§ DATA TO PROCESS:
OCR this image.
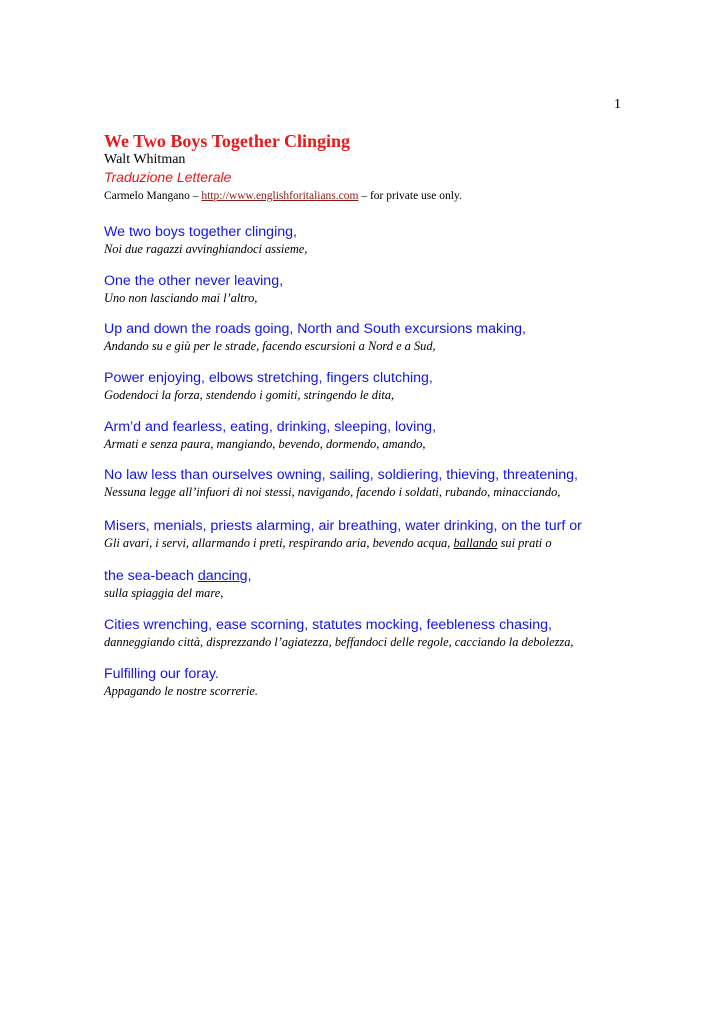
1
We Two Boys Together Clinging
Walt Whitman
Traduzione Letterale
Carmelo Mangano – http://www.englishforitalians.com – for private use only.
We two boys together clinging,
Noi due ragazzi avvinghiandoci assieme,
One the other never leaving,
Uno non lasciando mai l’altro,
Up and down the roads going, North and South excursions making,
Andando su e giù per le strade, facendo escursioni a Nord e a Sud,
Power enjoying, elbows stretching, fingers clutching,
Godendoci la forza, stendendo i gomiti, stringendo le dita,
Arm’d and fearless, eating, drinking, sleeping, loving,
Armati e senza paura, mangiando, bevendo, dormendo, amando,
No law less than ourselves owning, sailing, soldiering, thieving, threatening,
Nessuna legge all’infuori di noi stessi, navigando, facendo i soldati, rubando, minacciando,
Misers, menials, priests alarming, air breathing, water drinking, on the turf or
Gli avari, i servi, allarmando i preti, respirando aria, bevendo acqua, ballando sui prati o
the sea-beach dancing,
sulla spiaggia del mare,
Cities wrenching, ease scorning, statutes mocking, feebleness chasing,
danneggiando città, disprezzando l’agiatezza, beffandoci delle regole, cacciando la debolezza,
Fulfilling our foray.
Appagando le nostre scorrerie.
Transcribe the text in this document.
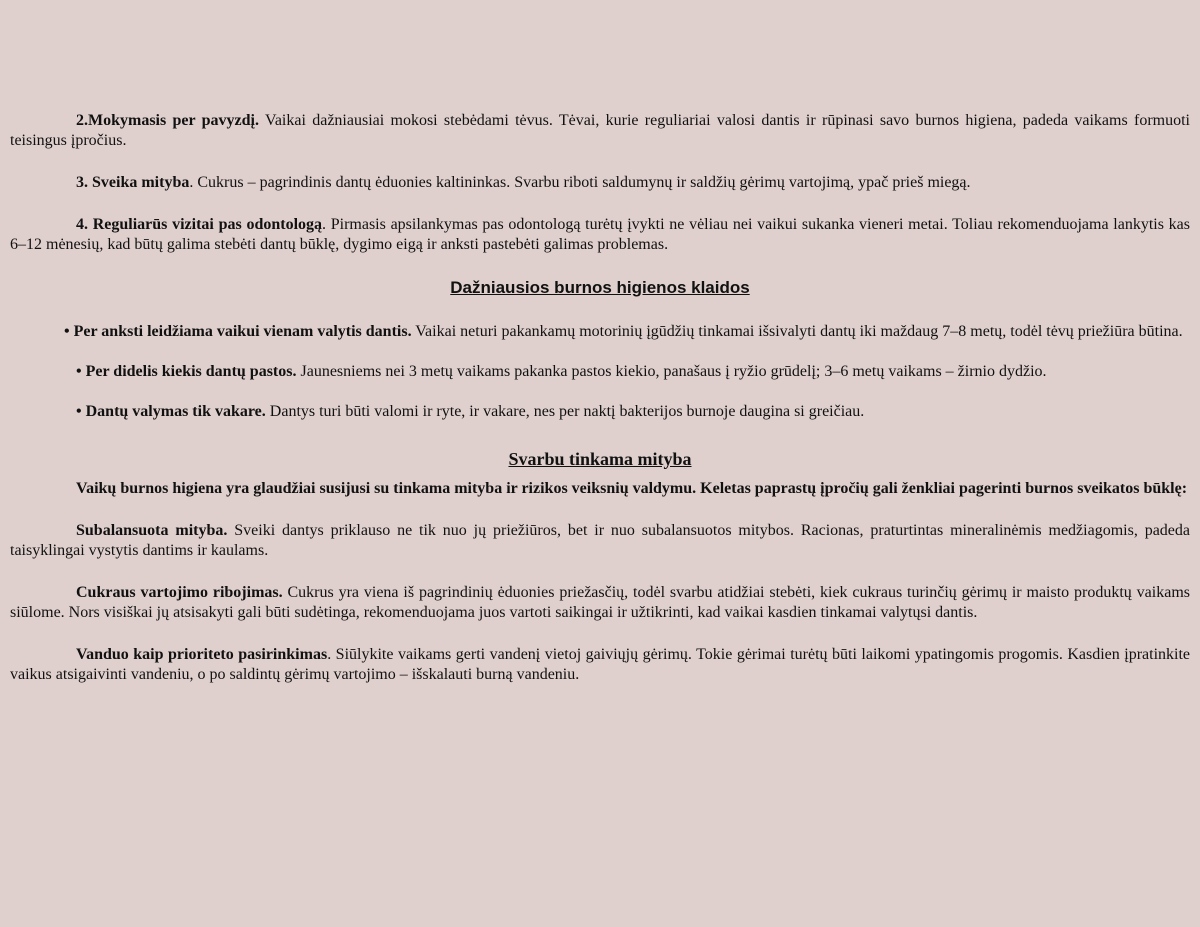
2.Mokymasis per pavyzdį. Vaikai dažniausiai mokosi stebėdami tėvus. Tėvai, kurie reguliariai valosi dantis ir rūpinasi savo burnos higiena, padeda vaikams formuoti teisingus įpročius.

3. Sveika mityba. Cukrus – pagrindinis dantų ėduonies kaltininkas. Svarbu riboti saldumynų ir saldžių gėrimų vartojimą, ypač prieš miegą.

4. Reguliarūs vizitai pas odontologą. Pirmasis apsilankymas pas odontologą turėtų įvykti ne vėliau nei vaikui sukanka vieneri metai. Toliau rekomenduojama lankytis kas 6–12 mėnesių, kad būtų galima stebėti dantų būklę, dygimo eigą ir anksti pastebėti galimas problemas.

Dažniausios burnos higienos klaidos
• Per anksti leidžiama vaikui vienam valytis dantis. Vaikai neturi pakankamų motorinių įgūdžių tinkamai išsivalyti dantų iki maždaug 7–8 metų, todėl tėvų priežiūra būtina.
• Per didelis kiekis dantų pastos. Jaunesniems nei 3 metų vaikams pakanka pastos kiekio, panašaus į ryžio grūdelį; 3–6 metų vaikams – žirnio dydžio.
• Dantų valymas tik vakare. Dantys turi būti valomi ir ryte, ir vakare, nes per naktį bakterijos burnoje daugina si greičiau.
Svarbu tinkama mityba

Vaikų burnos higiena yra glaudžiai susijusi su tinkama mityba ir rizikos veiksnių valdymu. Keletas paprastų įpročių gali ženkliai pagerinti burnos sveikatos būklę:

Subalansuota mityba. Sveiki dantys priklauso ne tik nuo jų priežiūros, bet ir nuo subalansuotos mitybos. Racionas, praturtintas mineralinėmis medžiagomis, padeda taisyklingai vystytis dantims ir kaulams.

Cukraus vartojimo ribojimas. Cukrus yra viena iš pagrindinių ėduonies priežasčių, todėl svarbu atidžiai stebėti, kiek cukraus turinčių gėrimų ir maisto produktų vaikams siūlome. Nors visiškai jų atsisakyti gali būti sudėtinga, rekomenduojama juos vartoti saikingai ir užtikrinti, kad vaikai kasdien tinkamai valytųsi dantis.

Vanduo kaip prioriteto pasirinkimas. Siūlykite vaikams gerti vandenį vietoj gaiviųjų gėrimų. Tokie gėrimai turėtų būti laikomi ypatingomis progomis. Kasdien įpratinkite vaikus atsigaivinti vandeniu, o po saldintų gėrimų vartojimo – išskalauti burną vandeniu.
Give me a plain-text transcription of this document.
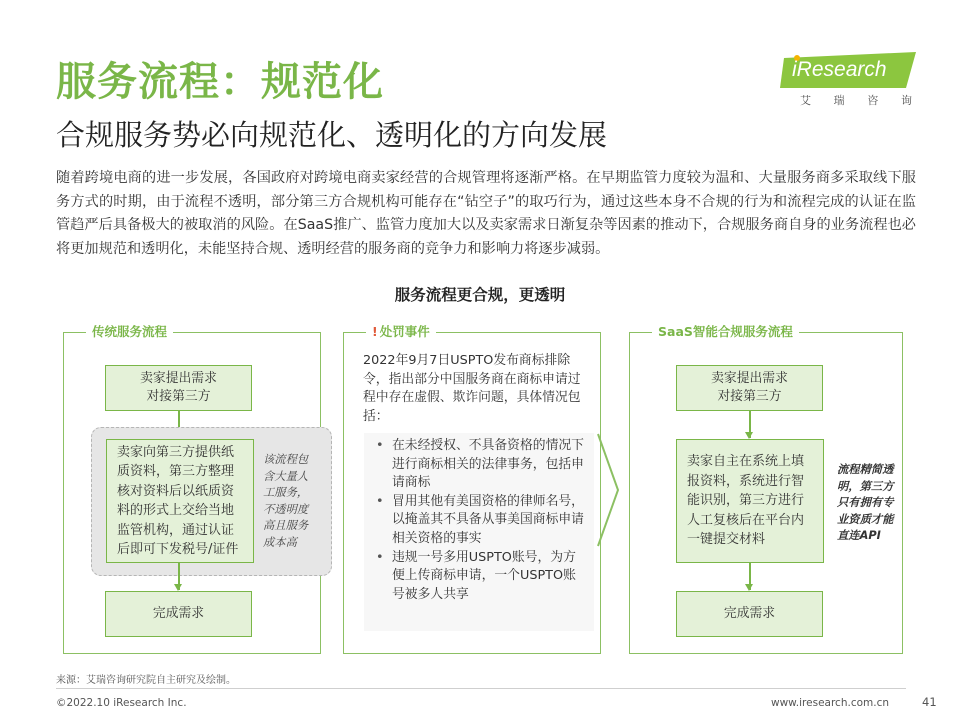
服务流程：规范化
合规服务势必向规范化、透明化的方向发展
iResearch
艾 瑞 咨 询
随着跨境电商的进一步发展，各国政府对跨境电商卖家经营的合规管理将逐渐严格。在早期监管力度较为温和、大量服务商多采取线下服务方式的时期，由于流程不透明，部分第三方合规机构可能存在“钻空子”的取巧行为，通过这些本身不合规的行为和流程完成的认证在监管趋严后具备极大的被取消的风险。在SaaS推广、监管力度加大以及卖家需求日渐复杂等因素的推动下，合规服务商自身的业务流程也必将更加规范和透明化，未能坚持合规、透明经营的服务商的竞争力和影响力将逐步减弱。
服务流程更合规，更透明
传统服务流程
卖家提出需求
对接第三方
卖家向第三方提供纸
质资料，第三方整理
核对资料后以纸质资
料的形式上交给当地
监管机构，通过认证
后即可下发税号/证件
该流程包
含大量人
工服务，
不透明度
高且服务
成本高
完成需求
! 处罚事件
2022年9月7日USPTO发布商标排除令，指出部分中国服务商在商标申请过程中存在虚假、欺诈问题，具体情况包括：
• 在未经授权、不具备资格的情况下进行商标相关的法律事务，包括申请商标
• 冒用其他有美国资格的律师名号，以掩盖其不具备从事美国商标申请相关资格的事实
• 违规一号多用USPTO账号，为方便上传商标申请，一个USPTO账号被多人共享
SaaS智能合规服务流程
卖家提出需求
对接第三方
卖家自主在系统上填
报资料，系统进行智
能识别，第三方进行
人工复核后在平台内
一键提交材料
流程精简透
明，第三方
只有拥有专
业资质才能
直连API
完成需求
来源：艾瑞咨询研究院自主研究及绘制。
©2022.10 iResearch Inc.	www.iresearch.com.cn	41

§ TASK BRIEF:
Without the pictures, reproduce every line of the records above exactly.

§ WRITTEN ANSWER:
OCR this image.
1
We Two Boys Together Clinging
Walt Whitman
Traduzione Letterale
Carmelo Mangano – http://www.englishforitalians.com – for private use only.
We two boys together clinging,
Noi due ragazzi avvinghiandoci assieme,
One the other never leaving,
Uno non lasciando mai l’altro,
Up and down the roads going, North and South excursions making,
Andando su e giù per le strade, facendo escursioni a Nord e a Sud,
Power enjoying, elbows stretching, fingers clutching,
Godendoci la forza, stendendo i gomiti, stringendo le dita,
Arm’d and fearless, eating, drinking, sleeping, loving,
Armati e senza paura, mangiando, bevendo, dormendo, amando,
No law less than ourselves owning, sailing, soldiering, thieving, threatening,
Nessuna legge all’infuori di noi stessi, navigando, facendo i soldati, rubando, minacciando,
Misers, menials, priests alarming, air breathing, water drinking, on the turf or
Gli avari, i servi, allarmando i preti, respirando aria, bevendo acqua, ballando sui prati o
the sea-beach dancing,
sulla spiaggia del mare,
Cities wrenching, ease scorning, statutes mocking, feebleness chasing,
danneggiando città, disprezzando l’agiatezza, beffandoci delle regole, cacciando la debolezza,
Fulfilling our foray.
Appagando le nostre scorrerie.
Transcribe the text in this document.
2.Mokymasis per pavyzdį. Vaikai dažniausiai mokosi stebėdami tėvus. Tėvai, kurie reguliariai valosi dantis ir rūpinasi savo burnos higiena, padeda vaikams formuoti teisingus įpročius.

3. Sveika mityba. Cukrus – pagrindinis dantų ėduonies kaltininkas. Svarbu riboti saldumynų ir saldžių gėrimų vartojimą, ypač prieš miegą.

4. Reguliarūs vizitai pas odontologą. Pirmasis apsilankymas pas odontologą turėtų įvykti ne vėliau nei vaikui sukanka vieneri metai. Toliau rekomenduojama lankytis kas 6–12 mėnesių, kad būtų galima stebėti dantų būklę, dygimo eigą ir anksti pastebėti galimas problemas.

Dažniausios burnos higienos klaidos
• Per anksti leidžiama vaikui vienam valytis dantis. Vaikai neturi pakankamų motorinių įgūdžių tinkamai išsivalyti dantų iki maždaug 7–8 metų, todėl tėvų priežiūra būtina.
• Per didelis kiekis dantų pastos. Jaunesniems nei 3 metų vaikams pakanka pastos kiekio, panašaus į ryžio grūdelį; 3–6 metų vaikams – žirnio dydžio.
• Dantų valymas tik vakare. Dantys turi būti valomi ir ryte, ir vakare, nes per naktį bakterijos burnoje daugina si greičiau.
Svarbu tinkama mityba

Vaikų burnos higiena yra glaudžiai susijusi su tinkama mityba ir rizikos veiksnių valdymu. Keletas paprastų įpročių gali ženkliai pagerinti burnos sveikatos būklę:

Subalansuota mityba. Sveiki dantys priklauso ne tik nuo jų priežiūros, bet ir nuo subalansuotos mitybos. Racionas, praturtintas mineralinėmis medžiagomis, padeda taisyklingai vystytis dantims ir kaulams.

Cukraus vartojimo ribojimas. Cukrus yra viena iš pagrindinių ėduonies priežasčių, todėl svarbu atidžiai stebėti, kiek cukraus turinčių gėrimų ir maisto produktų vaikams siūlome. Nors visiškai jų atsisakyti gali būti sudėtinga, rekomenduojama juos vartoti saikingai ir užtikrinti, kad vaikai kasdien tinkamai valytųsi dantis.

Vanduo kaip prioriteto pasirinkimas. Siūlykite vaikams gerti vandenį vietoj gaiviųjų gėrimų. Tokie gėrimai turėtų būti laikomi ypatingomis progomis. Kasdien įpratinkite vaikus atsigaivinti vandeniu, o po saldintų gėrimų vartojimo – išskalauti burną vandeniu.
Give me a plain-text transcription of this document.
服务流程：规范化
合规服务势必向规范化、透明化的方向发展
iResearch
艾 瑞 咨 询
随着跨境电商的进一步发展，各国政府对跨境电商卖家经营的合规管理将逐渐严格。在早期监管力度较为温和、大量服务商多采取线下服务方式的时期，由于流程不透明，部分第三方合规机构可能存在“钻空子”的取巧行为，通过这些本身不合规的行为和流程完成的认证在监管趋严后具备极大的被取消的风险。在SaaS推广、监管力度加大以及卖家需求日渐复杂等因素的推动下，合规服务商自身的业务流程也必将更加规范和透明化，未能坚持合规、透明经营的服务商的竞争力和影响力将逐步减弱。
服务流程更合规，更透明
传统服务流程
卖家提出需求
对接第三方
卖家向第三方提供纸
质资料，第三方整理
核对资料后以纸质资
料的形式上交给当地
监管机构，通过认证
后即可下发税号/证件
该流程包
含大量人
工服务，
不透明度
高且服务
成本高
完成需求
! 处罚事件
2022年9月7日USPTO发布商标排除令，指出部分中国服务商在商标申请过程中存在虚假、欺诈问题，具体情况包括：
• 在未经授权、不具备资格的情况下进行商标相关的法律事务，包括申请商标
• 冒用其他有美国资格的律师名号，以掩盖其不具备从事美国商标申请相关资格的事实
• 违规一号多用USPTO账号，为方便上传商标申请，一个USPTO账号被多人共享
SaaS智能合规服务流程
卖家提出需求
对接第三方
卖家自主在系统上填
报资料，系统进行智
能识别，第三方进行
人工复核后在平台内
一键提交材料
流程精简透
明，第三方
只有拥有专
业资质才能
直连API
完成需求
来源：艾瑞咨询研究院自主研究及绘制。
©2022.10 iResearch Inc.	www.iresearch.com.cn	41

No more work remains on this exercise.